◆ Task directions
Express every line of the items below as a Markdown table with the columns "Row" and "Line", numbering the rows in order and omitting blank lines.

Coordinate annotation records
····················

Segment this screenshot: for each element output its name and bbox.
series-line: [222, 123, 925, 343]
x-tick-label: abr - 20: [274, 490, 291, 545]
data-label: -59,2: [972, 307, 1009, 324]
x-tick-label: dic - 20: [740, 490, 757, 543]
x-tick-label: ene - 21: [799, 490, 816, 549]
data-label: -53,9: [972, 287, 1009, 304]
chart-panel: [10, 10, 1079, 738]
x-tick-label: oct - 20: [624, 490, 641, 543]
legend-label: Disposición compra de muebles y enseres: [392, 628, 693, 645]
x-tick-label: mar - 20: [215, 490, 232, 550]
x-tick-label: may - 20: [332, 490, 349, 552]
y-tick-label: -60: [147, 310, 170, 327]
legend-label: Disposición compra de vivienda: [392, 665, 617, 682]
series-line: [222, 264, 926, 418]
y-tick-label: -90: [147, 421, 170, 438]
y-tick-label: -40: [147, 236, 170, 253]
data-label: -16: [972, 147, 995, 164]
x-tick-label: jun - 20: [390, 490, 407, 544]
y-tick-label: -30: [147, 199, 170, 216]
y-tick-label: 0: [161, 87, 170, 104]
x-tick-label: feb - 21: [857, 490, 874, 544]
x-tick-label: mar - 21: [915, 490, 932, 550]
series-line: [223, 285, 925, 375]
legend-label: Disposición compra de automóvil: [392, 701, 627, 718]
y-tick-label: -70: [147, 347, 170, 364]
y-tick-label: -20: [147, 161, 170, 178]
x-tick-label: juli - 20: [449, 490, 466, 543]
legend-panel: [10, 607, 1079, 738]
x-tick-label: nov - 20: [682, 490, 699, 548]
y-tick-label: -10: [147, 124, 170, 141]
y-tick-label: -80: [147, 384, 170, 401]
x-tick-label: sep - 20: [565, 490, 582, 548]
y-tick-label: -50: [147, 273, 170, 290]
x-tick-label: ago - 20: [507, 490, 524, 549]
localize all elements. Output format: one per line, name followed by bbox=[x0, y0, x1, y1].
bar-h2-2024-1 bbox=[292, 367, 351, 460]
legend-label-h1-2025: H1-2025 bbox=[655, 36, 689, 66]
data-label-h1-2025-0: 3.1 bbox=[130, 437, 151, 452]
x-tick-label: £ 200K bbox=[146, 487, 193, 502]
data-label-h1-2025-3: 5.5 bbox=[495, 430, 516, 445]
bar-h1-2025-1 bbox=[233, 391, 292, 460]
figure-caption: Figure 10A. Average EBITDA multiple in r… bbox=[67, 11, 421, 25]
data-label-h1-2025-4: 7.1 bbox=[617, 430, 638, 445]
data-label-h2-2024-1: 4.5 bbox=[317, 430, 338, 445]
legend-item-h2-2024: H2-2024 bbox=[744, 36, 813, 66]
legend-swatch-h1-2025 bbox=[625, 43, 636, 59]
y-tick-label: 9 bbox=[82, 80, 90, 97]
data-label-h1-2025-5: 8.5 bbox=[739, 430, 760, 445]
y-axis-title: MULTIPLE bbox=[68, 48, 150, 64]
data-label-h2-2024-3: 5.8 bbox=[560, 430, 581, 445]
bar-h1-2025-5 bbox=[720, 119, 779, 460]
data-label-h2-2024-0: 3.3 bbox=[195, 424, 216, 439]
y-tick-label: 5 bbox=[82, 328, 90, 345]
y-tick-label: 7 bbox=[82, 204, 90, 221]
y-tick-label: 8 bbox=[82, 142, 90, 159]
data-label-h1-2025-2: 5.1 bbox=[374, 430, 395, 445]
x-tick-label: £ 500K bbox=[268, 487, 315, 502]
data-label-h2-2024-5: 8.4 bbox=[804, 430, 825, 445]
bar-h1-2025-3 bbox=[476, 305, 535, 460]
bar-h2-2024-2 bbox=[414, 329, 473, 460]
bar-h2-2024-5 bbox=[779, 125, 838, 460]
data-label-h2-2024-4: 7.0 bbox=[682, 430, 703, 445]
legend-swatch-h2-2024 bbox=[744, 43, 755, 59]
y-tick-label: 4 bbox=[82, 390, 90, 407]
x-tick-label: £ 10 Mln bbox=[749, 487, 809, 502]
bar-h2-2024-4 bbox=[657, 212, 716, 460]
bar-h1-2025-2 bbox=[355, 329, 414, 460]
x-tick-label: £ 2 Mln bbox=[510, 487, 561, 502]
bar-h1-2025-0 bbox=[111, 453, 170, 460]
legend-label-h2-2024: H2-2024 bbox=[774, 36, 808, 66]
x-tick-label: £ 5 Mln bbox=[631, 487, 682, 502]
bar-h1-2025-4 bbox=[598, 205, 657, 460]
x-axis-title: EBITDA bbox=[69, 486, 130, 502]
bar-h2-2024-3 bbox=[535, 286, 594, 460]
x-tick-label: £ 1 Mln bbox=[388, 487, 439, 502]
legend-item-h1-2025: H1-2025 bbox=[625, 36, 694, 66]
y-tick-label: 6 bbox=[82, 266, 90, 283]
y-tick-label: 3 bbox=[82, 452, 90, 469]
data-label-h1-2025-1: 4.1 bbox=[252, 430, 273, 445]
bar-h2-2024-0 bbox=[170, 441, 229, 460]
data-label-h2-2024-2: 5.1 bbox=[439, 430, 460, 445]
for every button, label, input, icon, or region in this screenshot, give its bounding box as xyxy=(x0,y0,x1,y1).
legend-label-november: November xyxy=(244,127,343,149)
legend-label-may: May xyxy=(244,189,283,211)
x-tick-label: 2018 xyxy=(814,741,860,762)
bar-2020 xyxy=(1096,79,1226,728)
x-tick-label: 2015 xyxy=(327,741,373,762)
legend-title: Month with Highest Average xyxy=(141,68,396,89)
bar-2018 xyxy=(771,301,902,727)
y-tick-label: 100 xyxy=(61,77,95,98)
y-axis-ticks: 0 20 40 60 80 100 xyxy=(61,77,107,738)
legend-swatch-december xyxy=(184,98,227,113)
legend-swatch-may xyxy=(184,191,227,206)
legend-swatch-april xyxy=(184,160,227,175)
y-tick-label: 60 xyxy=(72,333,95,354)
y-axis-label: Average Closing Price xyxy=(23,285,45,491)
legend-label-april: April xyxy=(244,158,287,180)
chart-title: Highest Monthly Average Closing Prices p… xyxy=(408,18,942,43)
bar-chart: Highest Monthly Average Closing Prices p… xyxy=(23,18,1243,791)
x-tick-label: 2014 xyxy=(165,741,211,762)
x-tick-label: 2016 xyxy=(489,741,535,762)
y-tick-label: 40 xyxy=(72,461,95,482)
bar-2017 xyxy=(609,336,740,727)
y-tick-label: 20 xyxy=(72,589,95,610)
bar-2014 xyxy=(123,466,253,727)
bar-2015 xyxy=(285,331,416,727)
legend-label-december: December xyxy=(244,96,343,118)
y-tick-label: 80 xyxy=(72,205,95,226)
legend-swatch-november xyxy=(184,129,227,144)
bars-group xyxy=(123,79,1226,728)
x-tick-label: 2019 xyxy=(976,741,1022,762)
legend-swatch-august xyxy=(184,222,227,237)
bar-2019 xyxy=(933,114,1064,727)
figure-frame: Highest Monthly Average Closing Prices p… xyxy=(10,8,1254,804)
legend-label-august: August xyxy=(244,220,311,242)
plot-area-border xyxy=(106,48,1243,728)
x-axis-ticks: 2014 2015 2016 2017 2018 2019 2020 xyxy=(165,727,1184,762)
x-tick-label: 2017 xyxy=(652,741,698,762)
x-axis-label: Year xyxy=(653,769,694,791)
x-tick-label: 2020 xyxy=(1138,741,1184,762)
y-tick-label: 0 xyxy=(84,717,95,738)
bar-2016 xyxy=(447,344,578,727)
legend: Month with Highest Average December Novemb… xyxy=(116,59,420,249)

····················

◆ Full solution
| Row | Line |
|---|---|
| 1 | Segment this screenshot: for each element output its name and bbox. |
| 2 | series-line: [222, 123, 925, 343] |
| 3 | x-tick-label: abr - 20: [274, 490, 291, 545] |
| 4 | data-label: -59,2: [972, 307, 1009, 324] |
| 5 | x-tick-label: dic - 20: [740, 490, 757, 543] |
| 6 | x-tick-label: ene - 21: [799, 490, 816, 549] |
| 7 | data-label: -53,9: [972, 287, 1009, 304] |
| 8 | chart-panel: [10, 10, 1079, 738] |
| 9 | x-tick-label: oct - 20: [624, 490, 641, 543] |
| 10 | legend-label: Disposición compra de muebles y enseres: [392, 628, 693, 645] |
| 11 | x-tick-label: mar - 20: [215, 490, 232, 550] |
| 12 | x-tick-label: may - 20: [332, 490, 349, 552] |
| 13 | y-tick-label: -60: [147, 310, 170, 327] |
| 14 | legend-label: Disposición compra de vivienda: [392, 665, 617, 682] |
| 15 | series-line: [222, 264, 926, 418] |
| 16 | y-tick-label: -90: [147, 421, 170, 438] |
| 17 | y-tick-label: -40: [147, 236, 170, 253] |
| 18 | data-label: -16: [972, 147, 995, 164] |
| 19 | x-tick-label: jun - 20: [390, 490, 407, 544] |
| 20 | y-tick-label: -30: [147, 199, 170, 216] |
| 21 | y-tick-label: 0: [161, 87, 170, 104] |
| 22 | x-tick-label: feb - 21: [857, 490, 874, 544] |
| 23 | x-tick-label: mar - 21: [915, 490, 932, 550] |
| 24 | series-line: [223, 285, 925, 375] |
| 25 | legend-label: Disposición compra de automóvil: [392, 701, 627, 718] |
| 26 | y-tick-label: -70: [147, 347, 170, 364] |
| 27 | y-tick-label: -20: [147, 161, 170, 178] |
| 28 | x-tick-label: juli - 20: [449, 490, 466, 543] |
| 29 | legend-panel: [10, 607, 1079, 738] |
| 30 | x-tick-label: nov - 20: [682, 490, 699, 548] |
| 31 | y-tick-label: -10: [147, 124, 170, 141] |
| 32 | y-tick-label: -80: [147, 384, 170, 401] |
| 33 | x-tick-label: sep - 20: [565, 490, 582, 548] |
| 34 | y-tick-label: -50: [147, 273, 170, 290] |
| 35 | x-tick-label: ago - 20: [507, 490, 524, 549] |
| 36 | localize all elements. Output format: one per line, name followed by bbox=[x0, y0, x1, y1]. |
| 37 | bar-h2-2024-1 bbox=[292, 367, 351, 460] |
| 38 | legend-label-h1-2025: H1-2025 bbox=[655, 36, 689, 66] |
| 39 | data-label-h1-2025-0: 3.1 bbox=[130, 437, 151, 452] |
| 40 | x-tick-label: £ 200K bbox=[146, 487, 193, 502] |
| 41 | data-label-h1-2025-3: 5.5 bbox=[495, 430, 516, 445] |
| 42 | bar-h1-2025-1 bbox=[233, 391, 292, 460] |
| 43 | figure-caption: Figure 10A. Average EBITDA multiple in r… bbox=[67, 11, 421, 25] |
| 44 | data-label-h1-2025-4: 7.1 bbox=[617, 430, 638, 445] |
| 45 | data-label-h2-2024-1: 4.5 bbox=[317, 430, 338, 445] |
| 46 | legend-item-h2-2024: H2-2024 bbox=[744, 36, 813, 66] |
| 47 | legend-swatch-h1-2025 bbox=[625, 43, 636, 59] |
| 48 | y-tick-label: 9 bbox=[82, 80, 90, 97] |
| 49 | data-label-h1-2025-5: 8.5 bbox=[739, 430, 760, 445] |
| 50 | y-axis-title: MULTIPLE bbox=[68, 48, 150, 64] |
| 51 | data-label-h2-2024-3: 5.8 bbox=[560, 430, 581, 445] |
| 52 | bar-h1-2025-5 bbox=[720, 119, 779, 460] |
| 53 | data-label-h2-2024-0: 3.3 bbox=[195, 424, 216, 439] |
| 54 | y-tick-label: 5 bbox=[82, 328, 90, 345] |
| 55 | y-tick-label: 7 bbox=[82, 204, 90, 221] |
| 56 | y-tick-label: 8 bbox=[82, 142, 90, 159] |
| 57 | data-label-h1-2025-2: 5.1 bbox=[374, 430, 395, 445] |
| 58 | x-tick-label: £ 500K bbox=[268, 487, 315, 502] |
| 59 | data-label-h2-2024-5: 8.4 bbox=[804, 430, 825, 445] |
| 60 | bar-h1-2025-3 bbox=[476, 305, 535, 460] |
| 61 | bar-h2-2024-2 bbox=[414, 329, 473, 460] |
| 62 | bar-h2-2024-5 bbox=[779, 125, 838, 460] |
| 63 | data-label-h2-2024-4: 7.0 bbox=[682, 430, 703, 445] |
| 64 | legend-swatch-h2-2024 bbox=[744, 43, 755, 59] |
| 65 | y-tick-label: 4 bbox=[82, 390, 90, 407] |
| 66 | x-tick-label: £ 10 Mln bbox=[749, 487, 809, 502] |
| 67 | bar-h2-2024-4 bbox=[657, 212, 716, 460] |
| 68 | bar-h1-2025-2 bbox=[355, 329, 414, 460] |
| 69 | x-tick-label: £ 2 Mln bbox=[510, 487, 561, 502] |
| 70 | bar-h1-2025-0 bbox=[111, 453, 170, 460] |
| 71 | legend-label-h2-2024: H2-2024 bbox=[774, 36, 808, 66] |
| 72 | x-tick-label: £ 5 Mln bbox=[631, 487, 682, 502] |
| 73 | bar-h1-2025-4 bbox=[598, 205, 657, 460] |
| 74 | x-axis-title: EBITDA bbox=[69, 486, 130, 502] |
| 75 | bar-h2-2024-3 bbox=[535, 286, 594, 460] |
| 76 | x-tick-label: £ 1 Mln bbox=[388, 487, 439, 502] |
| 77 | legend-item-h1-2025: H1-2025 bbox=[625, 36, 694, 66] |
| 78 | y-tick-label: 6 bbox=[82, 266, 90, 283] |
| 79 | y-tick-label: 3 bbox=[82, 452, 90, 469] |
| 80 | data-label-h1-2025-1: 4.1 bbox=[252, 430, 273, 445] |
| 81 | bar-h2-2024-0 bbox=[170, 441, 229, 460] |
| 82 | data-label-h2-2024-2: 5.1 bbox=[439, 430, 460, 445] |
| 83 | for every button, label, input, icon, or region in this screenshot, give its bounding box as xyxy=(x0,y0,x1,y1). |
| 84 | legend-label-november: November xyxy=(244,127,343,149) |
| 85 | legend-label-may: May xyxy=(244,189,283,211) |
| 86 | x-tick-label: 2018 xyxy=(814,741,860,762) |
| 87 | bar-2020 xyxy=(1096,79,1226,728) |
| 88 | x-tick-label: 2015 xyxy=(327,741,373,762) |
| 89 | legend-title: Month with Highest Average xyxy=(141,68,396,89) |
| 90 | bar-2018 xyxy=(771,301,902,727) |
| 91 | y-tick-label: 100 xyxy=(61,77,95,98) |
| 92 | y-axis-ticks: 0 20 40 60 80 100 xyxy=(61,77,107,738) |
| 93 | legend-swatch-december xyxy=(184,98,227,113) |
| 94 | legend-swatch-may xyxy=(184,191,227,206) |
| 95 | legend-swatch-april xyxy=(184,160,227,175) |
| 96 | y-tick-label: 60 xyxy=(72,333,95,354) |
| 97 | y-axis-label: Average Closing Price xyxy=(23,285,45,491) |
| 98 | legend-label-april: April xyxy=(244,158,287,180) |
| 99 | chart-title: Highest Monthly Average Closing Prices p… xyxy=(408,18,942,43) |
| 100 | bar-chart: Highest Monthly Average Closing Prices p… xyxy=(23,18,1243,791) |
| 101 | x-tick-label: 2014 xyxy=(165,741,211,762) |
| 102 | x-tick-label: 2016 xyxy=(489,741,535,762) |
| 103 | y-tick-label: 40 xyxy=(72,461,95,482) |
| 104 | bar-2017 xyxy=(609,336,740,727) |
| 105 | y-tick-label: 20 xyxy=(72,589,95,610) |
| 106 | bar-2014 xyxy=(123,466,253,727) |
| 107 | bar-2015 xyxy=(285,331,416,727) |
| 108 | legend-label-december: December xyxy=(244,96,343,118) |
| 109 | y-tick-label: 80 xyxy=(72,205,95,226) |
| 110 | legend-swatch-november xyxy=(184,129,227,144) |
| 111 | bars-group xyxy=(123,79,1226,728) |
| 112 | x-tick-label: 2019 xyxy=(976,741,1022,762) |
| 113 | legend-swatch-august xyxy=(184,222,227,237) |
| 114 | bar-2019 xyxy=(933,114,1064,727) |
| 115 | figure-frame: Highest Monthly Average Closing Prices p… xyxy=(10,8,1254,804) |
| 116 | legend-label-august: August xyxy=(244,220,311,242) |
| 117 | plot-area-border xyxy=(106,48,1243,728) |
| 118 | x-axis-ticks: 2014 2015 2016 2017 2018 2019 2020 xyxy=(165,727,1184,762) |
| 119 | x-tick-label: 2017 xyxy=(652,741,698,762) |
| 120 | x-axis-label: Year xyxy=(653,769,694,791) |
| 121 | x-tick-label: 2020 xyxy=(1138,741,1184,762) |
| 122 | y-tick-label: 0 xyxy=(84,717,95,738) |
| 123 | bar-2016 xyxy=(447,344,578,727) |
| 124 | legend: Month with Highest Average December Novemb… xyxy=(116,59,420,249) |